Write out, precisely and in full, each line of the material.

Data entries
** Begin **

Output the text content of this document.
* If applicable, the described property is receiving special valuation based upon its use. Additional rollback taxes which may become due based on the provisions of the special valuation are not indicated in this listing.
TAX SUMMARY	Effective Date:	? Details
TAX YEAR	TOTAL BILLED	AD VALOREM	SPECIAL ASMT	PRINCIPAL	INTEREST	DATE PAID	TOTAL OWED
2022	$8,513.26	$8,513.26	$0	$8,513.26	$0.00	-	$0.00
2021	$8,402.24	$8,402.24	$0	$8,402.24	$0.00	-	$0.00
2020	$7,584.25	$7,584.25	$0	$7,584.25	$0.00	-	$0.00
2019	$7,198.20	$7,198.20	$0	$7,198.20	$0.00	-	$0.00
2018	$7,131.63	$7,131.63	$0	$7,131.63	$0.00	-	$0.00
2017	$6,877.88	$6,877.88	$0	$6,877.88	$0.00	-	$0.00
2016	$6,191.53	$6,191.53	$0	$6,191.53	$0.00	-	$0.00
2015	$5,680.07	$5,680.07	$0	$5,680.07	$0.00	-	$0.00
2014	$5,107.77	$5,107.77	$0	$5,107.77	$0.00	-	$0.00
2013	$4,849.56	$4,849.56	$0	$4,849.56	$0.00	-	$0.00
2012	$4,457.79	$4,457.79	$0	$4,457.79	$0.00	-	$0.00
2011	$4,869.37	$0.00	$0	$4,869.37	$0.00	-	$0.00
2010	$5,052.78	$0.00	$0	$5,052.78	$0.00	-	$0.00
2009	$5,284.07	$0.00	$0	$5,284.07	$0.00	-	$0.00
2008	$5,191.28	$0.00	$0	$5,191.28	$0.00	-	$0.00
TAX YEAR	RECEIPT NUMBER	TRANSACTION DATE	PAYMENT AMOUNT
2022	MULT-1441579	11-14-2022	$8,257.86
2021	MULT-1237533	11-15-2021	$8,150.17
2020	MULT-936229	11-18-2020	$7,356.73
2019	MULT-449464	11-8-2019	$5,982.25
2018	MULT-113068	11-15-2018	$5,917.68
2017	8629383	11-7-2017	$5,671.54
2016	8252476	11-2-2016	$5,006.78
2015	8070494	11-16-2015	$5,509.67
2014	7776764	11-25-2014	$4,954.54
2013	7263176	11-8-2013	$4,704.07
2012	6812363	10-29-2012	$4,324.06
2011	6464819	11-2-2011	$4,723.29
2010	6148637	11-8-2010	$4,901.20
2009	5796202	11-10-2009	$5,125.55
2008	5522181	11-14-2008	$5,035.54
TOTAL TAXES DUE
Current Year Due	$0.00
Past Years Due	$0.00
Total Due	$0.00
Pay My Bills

** End **

**Result for this task:**
Output the text content of this document.
* If applicable, the described property is receiving special valuation based upon its use. Additional rollback taxes which may become due based on the provisions of the special valuation are not indicated in this listing.
TAX SUMMARY	Effective Date:	? Details
TAX YEAR	TOTAL BILLED	AD VALOREM	SPECIAL ASMT	PRINCIPAL	INTEREST	DATE PAID	TOTAL OWED
2022	$8,513.26	$8,513.26	$0	$8,513.26	$0.00	-	$0.00
2021	$8,402.24	$8,402.24	$0	$8,402.24	$0.00	-	$0.00
2020	$7,584.25	$7,584.25	$0	$7,584.25	$0.00	-	$0.00
2019	$7,198.20	$7,198.20	$0	$7,198.20	$0.00	-	$0.00
2018	$7,131.63	$7,131.63	$0	$7,131.63	$0.00	-	$0.00
2017	$6,877.88	$6,877.88	$0	$6,877.88	$0.00	-	$0.00
2016	$6,191.53	$6,191.53	$0	$6,191.53	$0.00	-	$0.00
2015	$5,680.07	$5,680.07	$0	$5,680.07	$0.00	-	$0.00
2014	$5,107.77	$5,107.77	$0	$5,107.77	$0.00	-	$0.00
2013	$4,849.56	$4,849.56	$0	$4,849.56	$0.00	-	$0.00
2012	$4,457.79	$4,457.79	$0	$4,457.79	$0.00	-	$0.00
2011	$4,869.37	$0.00	$0	$4,869.37	$0.00	-	$0.00
2010	$5,052.78	$0.00	$0	$5,052.78	$0.00	-	$0.00
2009	$5,284.07	$0.00	$0	$5,284.07	$0.00	-	$0.00
2008	$5,191.28	$0.00	$0	$5,191.28	$0.00	-	$0.00
TAX YEAR	RECEIPT NUMBER	TRANSACTION DATE	PAYMENT AMOUNT
2022	MULT-1441579	11-14-2022	$8,257.86
2021	MULT-1237533	11-15-2021	$8,150.17
2020	MULT-936229	11-18-2020	$7,356.73
2019	MULT-449464	11-8-2019	$5,982.25
2018	MULT-113068	11-15-2018	$5,917.68
2017	8629383	11-7-2017	$5,671.54
2016	8252476	11-2-2016	$5,006.78
2015	8070494	11-16-2015	$5,509.67
2014	7776764	11-25-2014	$4,954.54
2013	7263176	11-8-2013	$4,704.07
2012	6812363	10-29-2012	$4,324.06
2011	6464819	11-2-2011	$4,723.29
2010	6148637	11-8-2010	$4,901.20
2009	5796202	11-10-2009	$5,125.55
2008	5522181	11-14-2008	$5,035.54
TOTAL TAXES DUE
Current Year Due	$0.00
Past Years Due	$0.00
Total Due	$0.00
Pay My Bills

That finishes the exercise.